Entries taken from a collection
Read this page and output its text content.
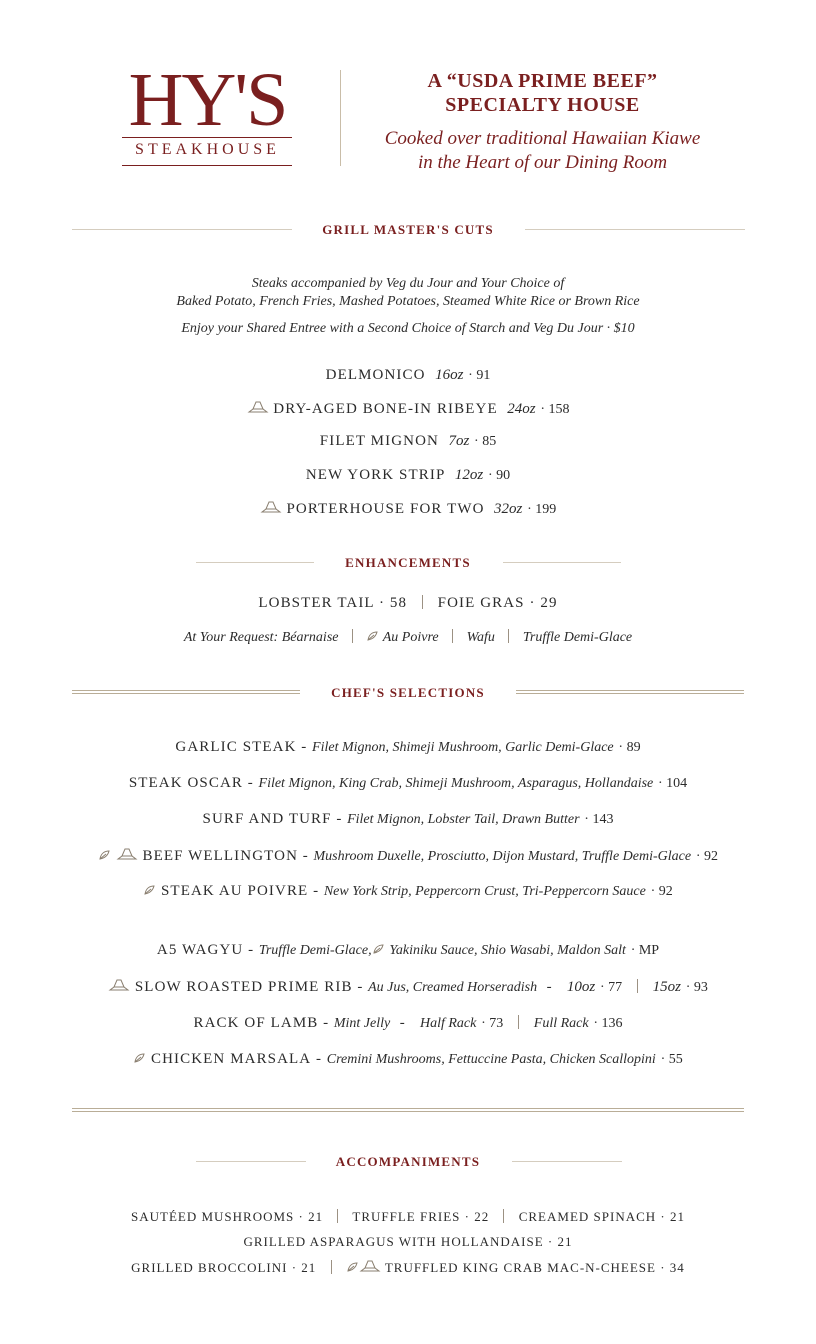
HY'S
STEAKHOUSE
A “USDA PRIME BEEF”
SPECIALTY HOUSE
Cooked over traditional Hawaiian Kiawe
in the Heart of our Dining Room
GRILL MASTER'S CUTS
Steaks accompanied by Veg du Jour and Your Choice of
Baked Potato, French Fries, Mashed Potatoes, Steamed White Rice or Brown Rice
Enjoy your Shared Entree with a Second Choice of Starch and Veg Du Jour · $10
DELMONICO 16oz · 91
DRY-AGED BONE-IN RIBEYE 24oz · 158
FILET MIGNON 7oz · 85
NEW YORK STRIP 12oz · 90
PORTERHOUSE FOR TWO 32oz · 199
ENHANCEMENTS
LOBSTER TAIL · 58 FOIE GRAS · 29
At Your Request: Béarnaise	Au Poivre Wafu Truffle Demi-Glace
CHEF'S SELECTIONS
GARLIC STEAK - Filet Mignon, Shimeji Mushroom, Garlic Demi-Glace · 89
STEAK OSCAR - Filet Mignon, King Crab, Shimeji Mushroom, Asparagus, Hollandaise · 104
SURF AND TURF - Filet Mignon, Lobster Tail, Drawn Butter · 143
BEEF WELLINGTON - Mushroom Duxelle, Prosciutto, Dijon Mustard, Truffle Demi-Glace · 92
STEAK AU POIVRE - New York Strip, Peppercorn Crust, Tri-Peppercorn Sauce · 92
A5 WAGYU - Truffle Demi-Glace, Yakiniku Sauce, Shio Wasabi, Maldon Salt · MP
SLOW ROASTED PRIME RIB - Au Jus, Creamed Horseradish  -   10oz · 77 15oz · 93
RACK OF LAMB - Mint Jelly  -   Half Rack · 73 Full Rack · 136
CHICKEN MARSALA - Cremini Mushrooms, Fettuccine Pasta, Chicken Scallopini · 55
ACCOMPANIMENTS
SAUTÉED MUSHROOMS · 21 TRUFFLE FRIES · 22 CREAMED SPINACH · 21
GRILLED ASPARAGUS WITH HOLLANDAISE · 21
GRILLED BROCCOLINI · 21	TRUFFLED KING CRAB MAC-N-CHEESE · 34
...
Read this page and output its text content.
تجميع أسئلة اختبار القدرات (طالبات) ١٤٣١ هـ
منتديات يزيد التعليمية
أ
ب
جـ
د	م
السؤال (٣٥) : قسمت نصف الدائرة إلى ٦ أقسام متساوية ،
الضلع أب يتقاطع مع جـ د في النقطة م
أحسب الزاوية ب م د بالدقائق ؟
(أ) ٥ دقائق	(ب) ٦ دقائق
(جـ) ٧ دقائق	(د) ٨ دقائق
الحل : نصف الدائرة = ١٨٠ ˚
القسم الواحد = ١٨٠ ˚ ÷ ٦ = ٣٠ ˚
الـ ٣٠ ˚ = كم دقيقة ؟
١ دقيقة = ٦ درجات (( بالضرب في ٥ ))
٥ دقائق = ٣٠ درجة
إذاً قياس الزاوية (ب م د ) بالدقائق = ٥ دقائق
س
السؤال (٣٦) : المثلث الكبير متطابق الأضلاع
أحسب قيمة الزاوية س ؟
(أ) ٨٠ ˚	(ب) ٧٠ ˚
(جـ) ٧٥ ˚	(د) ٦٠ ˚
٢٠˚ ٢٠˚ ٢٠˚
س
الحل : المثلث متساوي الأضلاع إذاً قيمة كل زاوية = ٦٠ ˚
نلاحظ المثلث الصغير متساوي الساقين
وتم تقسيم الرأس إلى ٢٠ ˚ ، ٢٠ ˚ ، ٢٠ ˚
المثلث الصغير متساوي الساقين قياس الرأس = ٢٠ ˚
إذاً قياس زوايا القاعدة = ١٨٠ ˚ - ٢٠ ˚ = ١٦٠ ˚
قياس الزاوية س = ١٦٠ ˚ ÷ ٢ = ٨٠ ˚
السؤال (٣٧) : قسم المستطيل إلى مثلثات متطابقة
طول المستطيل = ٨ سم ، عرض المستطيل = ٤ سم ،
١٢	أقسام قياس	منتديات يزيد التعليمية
* * *
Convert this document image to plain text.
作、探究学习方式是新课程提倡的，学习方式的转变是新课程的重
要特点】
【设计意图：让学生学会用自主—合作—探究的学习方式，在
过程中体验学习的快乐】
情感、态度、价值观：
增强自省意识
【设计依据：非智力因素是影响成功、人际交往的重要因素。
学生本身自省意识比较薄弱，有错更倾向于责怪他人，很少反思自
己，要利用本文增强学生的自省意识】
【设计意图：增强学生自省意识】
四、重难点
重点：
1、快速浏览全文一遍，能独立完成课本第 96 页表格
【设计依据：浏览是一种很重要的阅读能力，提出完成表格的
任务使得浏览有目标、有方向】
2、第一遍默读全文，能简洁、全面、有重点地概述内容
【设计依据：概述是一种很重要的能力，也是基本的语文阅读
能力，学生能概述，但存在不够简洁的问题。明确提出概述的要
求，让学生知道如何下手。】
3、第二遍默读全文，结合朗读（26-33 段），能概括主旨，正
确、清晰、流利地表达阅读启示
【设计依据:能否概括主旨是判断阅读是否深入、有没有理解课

#### Direction
Using the records above, copy every line that has the word "Shimeji" in it.

#### Task output
GARLIC STEAK - Filet Mignon, Shimeji Mushroom, Garlic Demi-Glace · 89
STEAK OSCAR - Filet Mignon, King Crab, Shimeji Mushroom, Asparagus, Hollandaise · 104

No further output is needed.